▶ **Вопросы для ответа**
A - Перепишите дословно часть отрывка об увлечениях от слов «Что же касается» до слов «каналам хоть отбавляй.».
B - Продолжите, пожалуйста, отрывок об увлечениях, начав сразу после его последнего предложения.

▶ **Предоставленный отрывок**
'''

Что же касается “громкой”, как вы выразились, охоты, то я нисколько не отрицаю такой вид досуга, но и к страстным поклонникам тоже не принадлежу. Здоровье сейчас не позволяет, да и рука вряд ли поднимется выстрелить в живое существо. Рыбалка? В молодости частенько ездил в Чаусы к Владимиру Николаевичу Шабунину, первому тренеру Юры Шевцова, чтобы вместе половить рыбу, а заодно и хорошо отдохнуть, но теперь отдалился и от этого увлечения. Видимо, годы сказываются…
Люблю также читать книги, смотреть телевизор. Думаю, это хобби присуще абсолютно всем людям. Единственное, сегодня уже не очень тянет к серьезным вещам типа Достоевского, хочется какого-нибудь легкого зрелища либо чтива, которые не напрягают мозги, а, напротив, позволяют расслабиться и по-настоящему отдохнуть. Благо добра этого по всем каналам хоть отбавляй.

'''

▶ **Исходные данные**
'''

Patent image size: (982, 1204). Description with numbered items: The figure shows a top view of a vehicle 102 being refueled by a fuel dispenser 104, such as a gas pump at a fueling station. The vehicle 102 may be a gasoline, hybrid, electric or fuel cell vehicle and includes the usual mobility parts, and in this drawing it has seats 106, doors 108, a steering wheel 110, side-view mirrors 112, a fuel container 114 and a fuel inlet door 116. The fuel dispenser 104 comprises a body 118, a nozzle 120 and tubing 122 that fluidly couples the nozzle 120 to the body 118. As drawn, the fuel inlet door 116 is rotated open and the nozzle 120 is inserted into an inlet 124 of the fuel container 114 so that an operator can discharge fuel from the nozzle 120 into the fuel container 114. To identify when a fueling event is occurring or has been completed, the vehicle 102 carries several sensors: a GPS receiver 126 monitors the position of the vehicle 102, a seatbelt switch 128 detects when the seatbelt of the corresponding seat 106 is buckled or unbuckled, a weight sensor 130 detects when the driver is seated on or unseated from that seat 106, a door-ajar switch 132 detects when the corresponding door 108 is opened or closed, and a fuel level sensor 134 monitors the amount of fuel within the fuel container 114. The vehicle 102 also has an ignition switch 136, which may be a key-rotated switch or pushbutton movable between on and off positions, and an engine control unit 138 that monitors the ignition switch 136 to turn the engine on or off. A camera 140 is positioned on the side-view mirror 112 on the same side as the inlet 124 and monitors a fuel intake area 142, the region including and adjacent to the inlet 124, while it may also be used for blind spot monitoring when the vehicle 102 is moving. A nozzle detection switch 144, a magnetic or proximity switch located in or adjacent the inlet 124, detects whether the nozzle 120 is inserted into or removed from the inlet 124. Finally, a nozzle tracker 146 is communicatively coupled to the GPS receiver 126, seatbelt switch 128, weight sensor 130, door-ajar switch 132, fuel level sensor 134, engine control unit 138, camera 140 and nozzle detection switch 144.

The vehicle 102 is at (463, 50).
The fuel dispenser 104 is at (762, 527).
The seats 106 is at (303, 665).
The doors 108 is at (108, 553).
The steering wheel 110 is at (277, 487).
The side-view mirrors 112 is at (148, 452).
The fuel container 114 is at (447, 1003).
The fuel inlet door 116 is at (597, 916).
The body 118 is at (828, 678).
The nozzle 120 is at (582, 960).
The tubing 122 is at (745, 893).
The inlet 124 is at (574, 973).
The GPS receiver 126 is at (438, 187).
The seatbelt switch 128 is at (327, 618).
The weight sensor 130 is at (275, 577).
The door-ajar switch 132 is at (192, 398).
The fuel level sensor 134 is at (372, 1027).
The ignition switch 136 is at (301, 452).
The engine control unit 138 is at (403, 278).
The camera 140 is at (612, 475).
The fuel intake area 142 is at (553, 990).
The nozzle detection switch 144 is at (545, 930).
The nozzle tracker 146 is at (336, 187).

'''

▶ **Ответы по заданиям**
A -
Что же касается “громкой”, как вы выразились, охоты, то я нисколько не отрицаю такой вид досуга, но и к страстным поклонникам тоже не принадлежу. Здоровье сейчас не позволяет, да и рука вряд ли поднимется выстрелить в живое существо. Рыбалка? В молодости частенько ездил в Чаусы к Владимиру Николаевичу Шабунину, первому тренеру Юры Шевцова, чтобы вместе половить рыбу, а заодно и хорошо отдохнуть, но теперь отдалился и от этого увлечения. Видимо, годы сказываются…
Люблю также читать книги, смотреть телевизор. Думаю, это хобби присуще абсолютно всем людям. Единственное, сегодня уже не очень тянет к серьезным вещам типа Достоевского, хочется какого-нибудь легкого зрелища либо чтива, которые не напрягают мозги, а, напротив, позволяют расслабиться и по-настоящему отдохнуть. Благо добра этого по всем каналам хоть отбавляй.

B -
— Спартак Петрович, на носу новогодние праздники. Что вы хотели бы пожелать читателям нашей газеты?
— В первую очередь терпимости. Я верю, что завтра будет лучше, чем сегодня. Нужно жить надеждой в хорошее и достойное каждого будущее, необходимо только немножко потерпеть. А еще хотелось бы, чтобы люди сердечнее относились друг к другу и не выплескивали негативные эмоции на окружающих. Ведь быть добрым — не значит быть слабым.